DATASET CONTENT —
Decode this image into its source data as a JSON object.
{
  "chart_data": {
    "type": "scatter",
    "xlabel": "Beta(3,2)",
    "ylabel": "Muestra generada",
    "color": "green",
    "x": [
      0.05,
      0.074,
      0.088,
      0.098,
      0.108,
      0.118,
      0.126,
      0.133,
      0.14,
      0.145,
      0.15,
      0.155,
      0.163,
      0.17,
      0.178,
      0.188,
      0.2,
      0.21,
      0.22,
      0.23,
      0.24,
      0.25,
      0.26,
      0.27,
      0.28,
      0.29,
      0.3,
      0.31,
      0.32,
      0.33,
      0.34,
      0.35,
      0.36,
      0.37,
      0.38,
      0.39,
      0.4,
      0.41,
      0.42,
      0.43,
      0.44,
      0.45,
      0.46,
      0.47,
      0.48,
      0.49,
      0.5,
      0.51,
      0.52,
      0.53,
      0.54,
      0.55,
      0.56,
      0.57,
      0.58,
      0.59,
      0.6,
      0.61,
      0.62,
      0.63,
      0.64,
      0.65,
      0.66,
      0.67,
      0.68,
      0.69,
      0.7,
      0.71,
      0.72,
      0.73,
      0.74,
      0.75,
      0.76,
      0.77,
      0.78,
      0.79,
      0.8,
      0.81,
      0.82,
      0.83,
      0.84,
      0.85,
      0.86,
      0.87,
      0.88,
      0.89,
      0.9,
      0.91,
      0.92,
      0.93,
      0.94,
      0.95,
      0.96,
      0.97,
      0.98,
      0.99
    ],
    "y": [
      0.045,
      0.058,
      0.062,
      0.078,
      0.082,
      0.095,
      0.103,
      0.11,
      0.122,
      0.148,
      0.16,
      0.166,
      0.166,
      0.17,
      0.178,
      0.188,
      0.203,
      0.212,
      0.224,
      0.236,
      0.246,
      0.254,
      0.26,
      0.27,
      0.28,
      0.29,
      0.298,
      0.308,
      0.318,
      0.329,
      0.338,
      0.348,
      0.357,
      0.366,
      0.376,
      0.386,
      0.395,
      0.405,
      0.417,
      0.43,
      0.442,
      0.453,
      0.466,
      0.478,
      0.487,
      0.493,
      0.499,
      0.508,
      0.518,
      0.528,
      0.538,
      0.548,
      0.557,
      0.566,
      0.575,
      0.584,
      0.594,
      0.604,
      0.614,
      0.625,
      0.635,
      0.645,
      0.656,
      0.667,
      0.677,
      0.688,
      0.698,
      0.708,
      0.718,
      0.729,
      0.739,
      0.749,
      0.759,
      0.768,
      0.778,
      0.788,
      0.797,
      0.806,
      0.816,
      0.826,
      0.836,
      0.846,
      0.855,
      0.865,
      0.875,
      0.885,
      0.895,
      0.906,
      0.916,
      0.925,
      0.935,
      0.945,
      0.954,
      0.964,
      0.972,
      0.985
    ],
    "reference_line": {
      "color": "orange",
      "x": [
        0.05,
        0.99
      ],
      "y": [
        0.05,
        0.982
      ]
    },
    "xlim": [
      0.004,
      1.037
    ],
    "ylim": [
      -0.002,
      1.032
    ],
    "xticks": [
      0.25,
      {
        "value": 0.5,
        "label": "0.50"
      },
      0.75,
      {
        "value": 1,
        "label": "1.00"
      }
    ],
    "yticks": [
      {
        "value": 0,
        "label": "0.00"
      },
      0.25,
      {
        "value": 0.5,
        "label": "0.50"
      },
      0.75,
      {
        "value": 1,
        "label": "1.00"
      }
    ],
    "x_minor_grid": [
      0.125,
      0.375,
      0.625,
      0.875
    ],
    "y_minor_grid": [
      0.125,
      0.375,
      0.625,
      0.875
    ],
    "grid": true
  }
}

YOUR GOAL —
Transcribe the material exactly as it reads.

REPLY —
Decode this image into its source data as a JSON object.
{
  "chart_data": {
    "type": "scatter",
    "xlabel": "Beta(3,2)",
    "ylabel": "Muestra generada",
    "color": "green",
    "x": [
      0.05,
      0.074,
      0.088,
      0.098,
      0.108,
      0.118,
      0.126,
      0.133,
      0.14,
      0.145,
      0.15,
      0.155,
      0.163,
      0.17,
      0.178,
      0.188,
      0.2,
      0.21,
      0.22,
      0.23,
      0.24,
      0.25,
      0.26,
      0.27,
      0.28,
      0.29,
      0.3,
      0.31,
      0.32,
      0.33,
      0.34,
      0.35,
      0.36,
      0.37,
      0.38,
      0.39,
      0.4,
      0.41,
      0.42,
      0.43,
      0.44,
      0.45,
      0.46,
      0.47,
      0.48,
      0.49,
      0.5,
      0.51,
      0.52,
      0.53,
      0.54,
      0.55,
      0.56,
      0.57,
      0.58,
      0.59,
      0.6,
      0.61,
      0.62,
      0.63,
      0.64,
      0.65,
      0.66,
      0.67,
      0.68,
      0.69,
      0.7,
      0.71,
      0.72,
      0.73,
      0.74,
      0.75,
      0.76,
      0.77,
      0.78,
      0.79,
      0.8,
      0.81,
      0.82,
      0.83,
      0.84,
      0.85,
      0.86,
      0.87,
      0.88,
      0.89,
      0.9,
      0.91,
      0.92,
      0.93,
      0.94,
      0.95,
      0.96,
      0.97,
      0.98,
      0.99
    ],
    "y": [
      0.045,
      0.058,
      0.062,
      0.078,
      0.082,
      0.095,
      0.103,
      0.11,
      0.122,
      0.148,
      0.16,
      0.166,
      0.166,
      0.17,
      0.178,
      0.188,
      0.203,
      0.212,
      0.224,
      0.236,
      0.246,
      0.254,
      0.26,
      0.27,
      0.28,
      0.29,
      0.298,
      0.308,
      0.318,
      0.329,
      0.338,
      0.348,
      0.357,
      0.366,
      0.376,
      0.386,
      0.395,
      0.405,
      0.417,
      0.43,
      0.442,
      0.453,
      0.466,
      0.478,
      0.487,
      0.493,
      0.499,
      0.508,
      0.518,
      0.528,
      0.538,
      0.548,
      0.557,
      0.566,
      0.575,
      0.584,
      0.594,
      0.604,
      0.614,
      0.625,
      0.635,
      0.645,
      0.656,
      0.667,
      0.677,
      0.688,
      0.698,
      0.708,
      0.718,
      0.729,
      0.739,
      0.749,
      0.759,
      0.768,
      0.778,
      0.788,
      0.797,
      0.806,
      0.816,
      0.826,
      0.836,
      0.846,
      0.855,
      0.865,
      0.875,
      0.885,
      0.895,
      0.906,
      0.916,
      0.925,
      0.935,
      0.945,
      0.954,
      0.964,
      0.972,
      0.985
    ],
    "reference_line": {
      "color": "orange",
      "x": [
        0.05,
        0.99
      ],
      "y": [
        0.05,
        0.982
      ]
    },
    "xlim": [
      0.004,
      1.037
    ],
    "ylim": [
      -0.002,
      1.032
    ],
    "xticks": [
      0.25,
      {
        "value": 0.5,
        "label": "0.50"
      },
      0.75,
      {
        "value": 1,
        "label": "1.00"
      }
    ],
    "yticks": [
      {
        "value": 0,
        "label": "0.00"
      },
      0.25,
      {
        "value": 0.5,
        "label": "0.50"
      },
      0.75,
      {
        "value": 1,
        "label": "1.00"
      }
    ],
    "x_minor_grid": [
      0.125,
      0.375,
      0.625,
      0.875
    ],
    "y_minor_grid": [
      0.125,
      0.375,
      0.625,
      0.875
    ],
    "grid": true
  }
}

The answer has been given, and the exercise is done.